## Direction
Only the number is needed: how many lines contain the word "prompt"?

## START Items

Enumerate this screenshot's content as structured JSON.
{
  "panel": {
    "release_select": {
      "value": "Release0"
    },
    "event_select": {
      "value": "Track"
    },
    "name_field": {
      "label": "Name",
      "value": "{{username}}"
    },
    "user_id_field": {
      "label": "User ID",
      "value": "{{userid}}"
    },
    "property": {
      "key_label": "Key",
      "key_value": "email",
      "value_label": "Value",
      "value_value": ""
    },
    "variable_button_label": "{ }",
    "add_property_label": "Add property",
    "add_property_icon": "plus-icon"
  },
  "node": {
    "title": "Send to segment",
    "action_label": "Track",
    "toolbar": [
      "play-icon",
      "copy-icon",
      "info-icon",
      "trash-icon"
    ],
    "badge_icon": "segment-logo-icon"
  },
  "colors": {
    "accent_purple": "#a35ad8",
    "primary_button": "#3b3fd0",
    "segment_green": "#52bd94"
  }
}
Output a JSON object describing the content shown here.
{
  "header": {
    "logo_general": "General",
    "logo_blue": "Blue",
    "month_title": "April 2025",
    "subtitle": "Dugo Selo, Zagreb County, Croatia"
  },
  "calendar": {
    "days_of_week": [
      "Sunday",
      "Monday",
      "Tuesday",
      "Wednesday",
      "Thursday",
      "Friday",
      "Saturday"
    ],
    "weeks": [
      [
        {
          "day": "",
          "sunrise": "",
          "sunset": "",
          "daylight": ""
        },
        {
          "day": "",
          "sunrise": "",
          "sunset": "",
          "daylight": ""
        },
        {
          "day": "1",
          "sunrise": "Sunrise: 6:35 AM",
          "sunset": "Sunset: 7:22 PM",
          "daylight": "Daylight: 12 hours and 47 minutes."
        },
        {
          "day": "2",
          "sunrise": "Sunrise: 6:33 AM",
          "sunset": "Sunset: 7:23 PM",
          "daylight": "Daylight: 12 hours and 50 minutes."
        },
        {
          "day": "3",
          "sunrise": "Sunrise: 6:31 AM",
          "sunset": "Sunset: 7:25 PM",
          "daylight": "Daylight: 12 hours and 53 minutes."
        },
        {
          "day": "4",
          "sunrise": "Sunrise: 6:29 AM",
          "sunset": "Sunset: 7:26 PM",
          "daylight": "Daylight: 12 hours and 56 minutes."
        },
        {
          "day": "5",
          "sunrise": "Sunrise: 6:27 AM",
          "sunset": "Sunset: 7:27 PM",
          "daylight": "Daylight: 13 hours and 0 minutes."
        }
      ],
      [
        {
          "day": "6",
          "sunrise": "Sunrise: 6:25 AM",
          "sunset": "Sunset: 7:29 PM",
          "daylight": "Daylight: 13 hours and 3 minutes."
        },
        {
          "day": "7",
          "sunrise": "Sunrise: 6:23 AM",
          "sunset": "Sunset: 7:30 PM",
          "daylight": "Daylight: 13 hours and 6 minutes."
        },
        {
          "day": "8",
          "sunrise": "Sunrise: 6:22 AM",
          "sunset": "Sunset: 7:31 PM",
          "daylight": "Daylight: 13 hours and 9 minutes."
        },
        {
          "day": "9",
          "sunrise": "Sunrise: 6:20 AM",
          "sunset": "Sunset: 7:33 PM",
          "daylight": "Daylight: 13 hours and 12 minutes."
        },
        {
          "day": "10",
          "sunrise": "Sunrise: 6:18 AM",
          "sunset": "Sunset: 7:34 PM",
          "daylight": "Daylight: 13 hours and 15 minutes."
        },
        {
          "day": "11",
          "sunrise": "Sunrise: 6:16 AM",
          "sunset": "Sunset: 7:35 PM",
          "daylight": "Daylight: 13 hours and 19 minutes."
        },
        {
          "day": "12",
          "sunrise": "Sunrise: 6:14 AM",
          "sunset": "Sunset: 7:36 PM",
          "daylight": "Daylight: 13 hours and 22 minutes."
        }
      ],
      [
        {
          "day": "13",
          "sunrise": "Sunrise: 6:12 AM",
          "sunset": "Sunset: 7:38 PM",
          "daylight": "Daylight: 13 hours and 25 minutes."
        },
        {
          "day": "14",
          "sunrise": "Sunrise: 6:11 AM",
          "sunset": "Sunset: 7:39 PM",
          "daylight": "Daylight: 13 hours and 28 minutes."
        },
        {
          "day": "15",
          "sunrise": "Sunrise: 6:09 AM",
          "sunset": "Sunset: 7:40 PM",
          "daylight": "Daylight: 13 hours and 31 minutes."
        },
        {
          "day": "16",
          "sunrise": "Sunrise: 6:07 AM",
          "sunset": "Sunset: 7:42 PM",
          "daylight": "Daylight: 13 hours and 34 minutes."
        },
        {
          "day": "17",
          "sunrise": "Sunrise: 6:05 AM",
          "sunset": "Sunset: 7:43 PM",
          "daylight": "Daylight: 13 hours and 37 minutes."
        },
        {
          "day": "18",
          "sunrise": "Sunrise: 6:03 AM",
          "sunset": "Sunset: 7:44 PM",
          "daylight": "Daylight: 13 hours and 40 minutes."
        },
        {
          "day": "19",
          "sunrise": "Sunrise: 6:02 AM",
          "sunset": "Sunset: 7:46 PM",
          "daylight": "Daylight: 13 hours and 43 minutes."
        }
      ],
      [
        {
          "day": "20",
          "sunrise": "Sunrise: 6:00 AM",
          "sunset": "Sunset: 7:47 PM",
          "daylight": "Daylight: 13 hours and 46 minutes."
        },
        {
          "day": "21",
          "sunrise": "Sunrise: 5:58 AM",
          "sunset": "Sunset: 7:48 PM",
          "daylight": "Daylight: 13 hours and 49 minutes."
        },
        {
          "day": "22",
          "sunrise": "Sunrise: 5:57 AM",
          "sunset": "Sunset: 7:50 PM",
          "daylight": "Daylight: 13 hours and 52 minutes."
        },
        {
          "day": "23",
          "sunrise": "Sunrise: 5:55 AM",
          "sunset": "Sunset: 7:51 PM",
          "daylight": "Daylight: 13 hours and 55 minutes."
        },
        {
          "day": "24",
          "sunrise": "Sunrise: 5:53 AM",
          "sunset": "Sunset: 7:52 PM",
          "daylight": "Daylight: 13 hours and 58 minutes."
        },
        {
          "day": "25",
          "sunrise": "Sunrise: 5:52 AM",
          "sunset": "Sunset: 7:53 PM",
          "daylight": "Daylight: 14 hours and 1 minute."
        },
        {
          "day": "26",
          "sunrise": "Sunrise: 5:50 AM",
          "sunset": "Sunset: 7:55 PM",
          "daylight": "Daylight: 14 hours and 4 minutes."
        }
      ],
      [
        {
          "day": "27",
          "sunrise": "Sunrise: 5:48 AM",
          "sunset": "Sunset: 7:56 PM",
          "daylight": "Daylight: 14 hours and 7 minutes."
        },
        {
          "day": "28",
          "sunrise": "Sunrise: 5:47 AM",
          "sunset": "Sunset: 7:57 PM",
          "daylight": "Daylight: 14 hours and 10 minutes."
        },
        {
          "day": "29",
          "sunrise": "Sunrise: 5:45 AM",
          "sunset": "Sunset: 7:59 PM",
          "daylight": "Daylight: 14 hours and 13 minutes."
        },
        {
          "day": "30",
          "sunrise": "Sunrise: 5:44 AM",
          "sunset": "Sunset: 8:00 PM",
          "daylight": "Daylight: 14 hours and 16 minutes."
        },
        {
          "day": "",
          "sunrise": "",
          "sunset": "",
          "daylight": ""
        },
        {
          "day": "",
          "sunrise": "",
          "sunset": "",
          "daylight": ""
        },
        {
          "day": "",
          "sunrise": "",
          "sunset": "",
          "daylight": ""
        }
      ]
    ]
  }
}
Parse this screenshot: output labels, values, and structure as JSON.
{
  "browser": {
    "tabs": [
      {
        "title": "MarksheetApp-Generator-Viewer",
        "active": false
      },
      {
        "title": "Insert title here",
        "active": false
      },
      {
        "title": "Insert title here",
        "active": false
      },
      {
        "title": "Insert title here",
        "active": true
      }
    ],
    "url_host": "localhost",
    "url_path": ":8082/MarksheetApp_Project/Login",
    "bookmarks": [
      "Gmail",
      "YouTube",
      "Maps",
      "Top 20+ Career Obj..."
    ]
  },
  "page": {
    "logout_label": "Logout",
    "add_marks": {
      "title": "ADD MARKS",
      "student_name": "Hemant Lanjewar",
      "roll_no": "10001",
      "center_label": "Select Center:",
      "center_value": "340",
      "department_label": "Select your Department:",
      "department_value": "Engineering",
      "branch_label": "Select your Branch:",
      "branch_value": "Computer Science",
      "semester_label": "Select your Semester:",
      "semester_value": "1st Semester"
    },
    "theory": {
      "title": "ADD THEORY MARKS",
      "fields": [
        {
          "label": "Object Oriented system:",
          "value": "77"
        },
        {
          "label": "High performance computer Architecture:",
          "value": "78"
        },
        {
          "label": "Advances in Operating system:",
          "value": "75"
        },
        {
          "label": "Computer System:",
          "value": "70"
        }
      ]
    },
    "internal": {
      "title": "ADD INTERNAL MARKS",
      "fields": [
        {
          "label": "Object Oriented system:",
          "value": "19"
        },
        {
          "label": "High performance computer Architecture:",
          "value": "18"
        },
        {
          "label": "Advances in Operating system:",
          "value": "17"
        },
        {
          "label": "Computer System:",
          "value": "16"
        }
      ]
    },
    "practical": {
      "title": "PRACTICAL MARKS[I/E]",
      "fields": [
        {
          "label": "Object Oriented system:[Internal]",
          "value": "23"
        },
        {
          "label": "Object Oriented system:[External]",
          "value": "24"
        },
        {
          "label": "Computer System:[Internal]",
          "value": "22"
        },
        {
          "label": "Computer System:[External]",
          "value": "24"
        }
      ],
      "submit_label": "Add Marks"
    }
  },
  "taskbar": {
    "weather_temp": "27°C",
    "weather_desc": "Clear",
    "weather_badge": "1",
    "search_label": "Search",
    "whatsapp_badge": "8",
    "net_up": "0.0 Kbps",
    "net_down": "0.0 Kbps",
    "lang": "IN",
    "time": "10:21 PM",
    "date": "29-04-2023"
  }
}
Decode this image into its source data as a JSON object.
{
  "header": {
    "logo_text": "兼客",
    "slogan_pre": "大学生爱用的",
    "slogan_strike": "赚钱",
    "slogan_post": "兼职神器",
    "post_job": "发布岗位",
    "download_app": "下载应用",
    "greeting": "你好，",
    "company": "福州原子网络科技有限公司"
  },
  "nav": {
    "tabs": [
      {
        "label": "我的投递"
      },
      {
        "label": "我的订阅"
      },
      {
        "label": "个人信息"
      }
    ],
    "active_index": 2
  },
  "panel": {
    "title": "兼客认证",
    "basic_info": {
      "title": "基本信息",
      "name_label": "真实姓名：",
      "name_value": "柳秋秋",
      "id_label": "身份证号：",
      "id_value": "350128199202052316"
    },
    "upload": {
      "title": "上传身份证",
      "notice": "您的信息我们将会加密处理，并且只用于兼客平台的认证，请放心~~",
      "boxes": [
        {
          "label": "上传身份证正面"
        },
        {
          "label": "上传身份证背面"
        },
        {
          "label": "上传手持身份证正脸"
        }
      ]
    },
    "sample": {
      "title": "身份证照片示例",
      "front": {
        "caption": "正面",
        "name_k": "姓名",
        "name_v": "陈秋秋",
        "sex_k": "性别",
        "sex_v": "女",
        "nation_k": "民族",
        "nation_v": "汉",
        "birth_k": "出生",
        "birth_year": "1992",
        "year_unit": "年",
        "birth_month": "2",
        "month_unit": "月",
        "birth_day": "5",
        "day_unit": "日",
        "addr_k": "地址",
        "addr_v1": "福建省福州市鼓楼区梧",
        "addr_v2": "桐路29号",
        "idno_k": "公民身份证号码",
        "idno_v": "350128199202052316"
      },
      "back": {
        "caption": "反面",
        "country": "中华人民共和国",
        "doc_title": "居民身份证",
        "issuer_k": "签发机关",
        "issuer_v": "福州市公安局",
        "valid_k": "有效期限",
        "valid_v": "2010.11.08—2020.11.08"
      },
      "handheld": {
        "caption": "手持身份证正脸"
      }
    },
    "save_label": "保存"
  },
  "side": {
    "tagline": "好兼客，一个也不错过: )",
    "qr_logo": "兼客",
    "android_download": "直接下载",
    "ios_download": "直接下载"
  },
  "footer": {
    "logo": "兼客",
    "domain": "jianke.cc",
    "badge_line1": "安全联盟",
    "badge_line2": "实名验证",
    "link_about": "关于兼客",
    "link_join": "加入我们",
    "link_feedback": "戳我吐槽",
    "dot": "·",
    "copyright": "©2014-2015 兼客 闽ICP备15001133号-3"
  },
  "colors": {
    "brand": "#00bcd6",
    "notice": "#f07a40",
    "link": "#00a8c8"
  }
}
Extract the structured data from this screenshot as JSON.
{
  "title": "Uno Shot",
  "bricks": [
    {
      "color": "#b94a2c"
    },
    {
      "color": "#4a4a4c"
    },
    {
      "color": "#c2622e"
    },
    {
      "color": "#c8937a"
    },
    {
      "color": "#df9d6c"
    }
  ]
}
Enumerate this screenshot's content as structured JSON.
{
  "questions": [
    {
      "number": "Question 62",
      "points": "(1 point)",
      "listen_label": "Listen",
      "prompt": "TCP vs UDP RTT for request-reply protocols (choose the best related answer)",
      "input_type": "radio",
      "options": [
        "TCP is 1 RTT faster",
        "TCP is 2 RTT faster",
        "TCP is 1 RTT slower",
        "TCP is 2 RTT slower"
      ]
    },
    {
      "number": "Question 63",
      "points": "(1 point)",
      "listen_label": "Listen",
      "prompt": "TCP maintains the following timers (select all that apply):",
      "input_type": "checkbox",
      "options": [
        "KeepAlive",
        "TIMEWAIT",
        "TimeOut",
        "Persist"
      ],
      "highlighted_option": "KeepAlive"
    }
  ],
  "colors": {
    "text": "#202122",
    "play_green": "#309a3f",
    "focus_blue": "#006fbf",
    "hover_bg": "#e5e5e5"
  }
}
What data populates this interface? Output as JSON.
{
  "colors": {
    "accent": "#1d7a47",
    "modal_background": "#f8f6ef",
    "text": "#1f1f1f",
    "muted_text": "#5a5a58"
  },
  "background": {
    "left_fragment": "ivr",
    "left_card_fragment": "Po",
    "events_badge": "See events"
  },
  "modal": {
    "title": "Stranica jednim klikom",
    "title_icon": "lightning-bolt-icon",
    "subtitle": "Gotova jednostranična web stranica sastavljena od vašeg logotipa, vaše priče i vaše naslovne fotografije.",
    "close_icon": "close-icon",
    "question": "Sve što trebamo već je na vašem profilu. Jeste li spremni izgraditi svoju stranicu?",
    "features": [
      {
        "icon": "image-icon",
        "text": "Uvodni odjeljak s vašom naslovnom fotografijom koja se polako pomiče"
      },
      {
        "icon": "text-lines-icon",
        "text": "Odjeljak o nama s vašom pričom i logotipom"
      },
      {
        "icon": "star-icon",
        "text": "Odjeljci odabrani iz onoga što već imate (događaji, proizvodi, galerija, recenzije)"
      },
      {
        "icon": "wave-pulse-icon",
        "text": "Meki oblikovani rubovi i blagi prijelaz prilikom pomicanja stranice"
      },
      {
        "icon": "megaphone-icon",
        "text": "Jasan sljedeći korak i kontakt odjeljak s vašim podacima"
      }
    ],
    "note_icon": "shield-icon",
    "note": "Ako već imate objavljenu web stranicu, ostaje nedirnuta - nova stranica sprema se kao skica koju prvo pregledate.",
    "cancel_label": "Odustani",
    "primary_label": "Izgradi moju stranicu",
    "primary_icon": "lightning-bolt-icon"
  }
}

## END Items

## Reply
2